↓

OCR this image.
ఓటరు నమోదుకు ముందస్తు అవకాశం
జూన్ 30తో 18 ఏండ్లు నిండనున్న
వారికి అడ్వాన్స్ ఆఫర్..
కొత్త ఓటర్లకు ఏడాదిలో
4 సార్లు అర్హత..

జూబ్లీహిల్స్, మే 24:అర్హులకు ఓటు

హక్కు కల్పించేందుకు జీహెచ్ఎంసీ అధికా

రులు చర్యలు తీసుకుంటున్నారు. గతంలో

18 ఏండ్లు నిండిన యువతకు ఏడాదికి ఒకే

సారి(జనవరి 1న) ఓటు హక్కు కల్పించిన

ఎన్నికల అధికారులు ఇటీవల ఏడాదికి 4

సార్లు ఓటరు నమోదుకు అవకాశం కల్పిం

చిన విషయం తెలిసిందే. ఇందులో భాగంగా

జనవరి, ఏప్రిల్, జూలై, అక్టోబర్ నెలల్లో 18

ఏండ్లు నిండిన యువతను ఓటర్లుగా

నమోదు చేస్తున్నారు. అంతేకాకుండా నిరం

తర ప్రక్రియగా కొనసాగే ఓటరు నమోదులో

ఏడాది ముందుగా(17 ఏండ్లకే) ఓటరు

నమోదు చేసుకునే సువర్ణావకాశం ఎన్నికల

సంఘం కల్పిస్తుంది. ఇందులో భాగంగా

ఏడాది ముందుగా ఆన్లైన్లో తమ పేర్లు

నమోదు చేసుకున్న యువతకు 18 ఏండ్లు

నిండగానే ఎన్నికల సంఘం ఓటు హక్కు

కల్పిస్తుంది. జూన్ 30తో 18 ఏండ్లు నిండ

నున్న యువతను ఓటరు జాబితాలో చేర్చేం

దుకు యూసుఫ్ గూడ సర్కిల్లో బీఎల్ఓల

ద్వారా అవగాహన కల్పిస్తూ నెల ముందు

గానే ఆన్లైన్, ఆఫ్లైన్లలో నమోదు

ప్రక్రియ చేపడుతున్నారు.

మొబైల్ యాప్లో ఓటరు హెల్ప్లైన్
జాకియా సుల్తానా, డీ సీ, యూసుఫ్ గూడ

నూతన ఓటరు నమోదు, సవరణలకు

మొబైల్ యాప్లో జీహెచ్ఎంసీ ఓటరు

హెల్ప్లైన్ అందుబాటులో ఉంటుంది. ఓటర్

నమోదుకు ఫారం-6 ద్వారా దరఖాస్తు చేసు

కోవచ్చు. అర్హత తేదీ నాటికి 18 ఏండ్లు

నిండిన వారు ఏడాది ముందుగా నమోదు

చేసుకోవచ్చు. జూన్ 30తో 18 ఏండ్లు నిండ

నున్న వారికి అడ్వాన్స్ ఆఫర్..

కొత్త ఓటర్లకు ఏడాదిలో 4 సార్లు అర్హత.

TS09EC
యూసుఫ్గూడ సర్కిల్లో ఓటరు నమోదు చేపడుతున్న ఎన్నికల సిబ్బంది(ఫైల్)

↑

Task instructions:
Transcribe the full listing above without leaving anything out.

Solution to this task:
OCR this image.
ఓటరు నమోదుకు ముందస్తు అవకాశం
జూన్ 30తో 18 ఏండ్లు నిండనున్న
వారికి అడ్వాన్స్ ఆఫర్..
కొత్త ఓటర్లకు ఏడాదిలో
4 సార్లు అర్హత..

జూబ్లీహిల్స్, మే 24:అర్హులకు ఓటు

హక్కు కల్పించేందుకు జీహెచ్ఎంసీ అధికా

రులు చర్యలు తీసుకుంటున్నారు. గతంలో

18 ఏండ్లు నిండిన యువతకు ఏడాదికి ఒకే

సారి(జనవరి 1న) ఓటు హక్కు కల్పించిన

ఎన్నికల అధికారులు ఇటీవల ఏడాదికి 4

సార్లు ఓటరు నమోదుకు అవకాశం కల్పిం

చిన విషయం తెలిసిందే. ఇందులో భాగంగా

జనవరి, ఏప్రిల్, జూలై, అక్టోబర్ నెలల్లో 18

ఏండ్లు నిండిన యువతను ఓటర్లుగా

నమోదు చేస్తున్నారు. అంతేకాకుండా నిరం

తర ప్రక్రియగా కొనసాగే ఓటరు నమోదులో

ఏడాది ముందుగా(17 ఏండ్లకే) ఓటరు

నమోదు చేసుకునే సువర్ణావకాశం ఎన్నికల

సంఘం కల్పిస్తుంది. ఇందులో భాగంగా

ఏడాది ముందుగా ఆన్లైన్లో తమ పేర్లు

నమోదు చేసుకున్న యువతకు 18 ఏండ్లు

నిండగానే ఎన్నికల సంఘం ఓటు హక్కు

కల్పిస్తుంది. జూన్ 30తో 18 ఏండ్లు నిండ

నున్న యువతను ఓటరు జాబితాలో చేర్చేం

దుకు యూసుఫ్ గూడ సర్కిల్లో బీఎల్ఓల

ద్వారా అవగాహన కల్పిస్తూ నెల ముందు

గానే ఆన్లైన్, ఆఫ్లైన్లలో నమోదు

ప్రక్రియ చేపడుతున్నారు.

మొబైల్ యాప్లో ఓటరు హెల్ప్లైన్
జాకియా సుల్తానా, డీ సీ, యూసుఫ్ గూడ

నూతన ఓటరు నమోదు, సవరణలకు

మొబైల్ యాప్లో జీహెచ్ఎంసీ ఓటరు

హెల్ప్లైన్ అందుబాటులో ఉంటుంది. ఓటర్

నమోదుకు ఫారం-6 ద్వారా దరఖాస్తు చేసు

కోవచ్చు. అర్హత తేదీ నాటికి 18 ఏండ్లు

నిండిన వారు ఏడాది ముందుగా నమోదు

చేసుకోవచ్చు. జూన్ 30తో 18 ఏండ్లు నిండ

నున్న వారికి అడ్వాన్స్ ఆఫర్..

కొత్త ఓటర్లకు ఏడాదిలో 4 సార్లు అర్హత.

TS09EC
యూసుఫ్గూడ సర్కిల్లో ఓటరు నమోదు చేపడుతున్న ఎన్నికల సిబ్బంది(ఫైల్)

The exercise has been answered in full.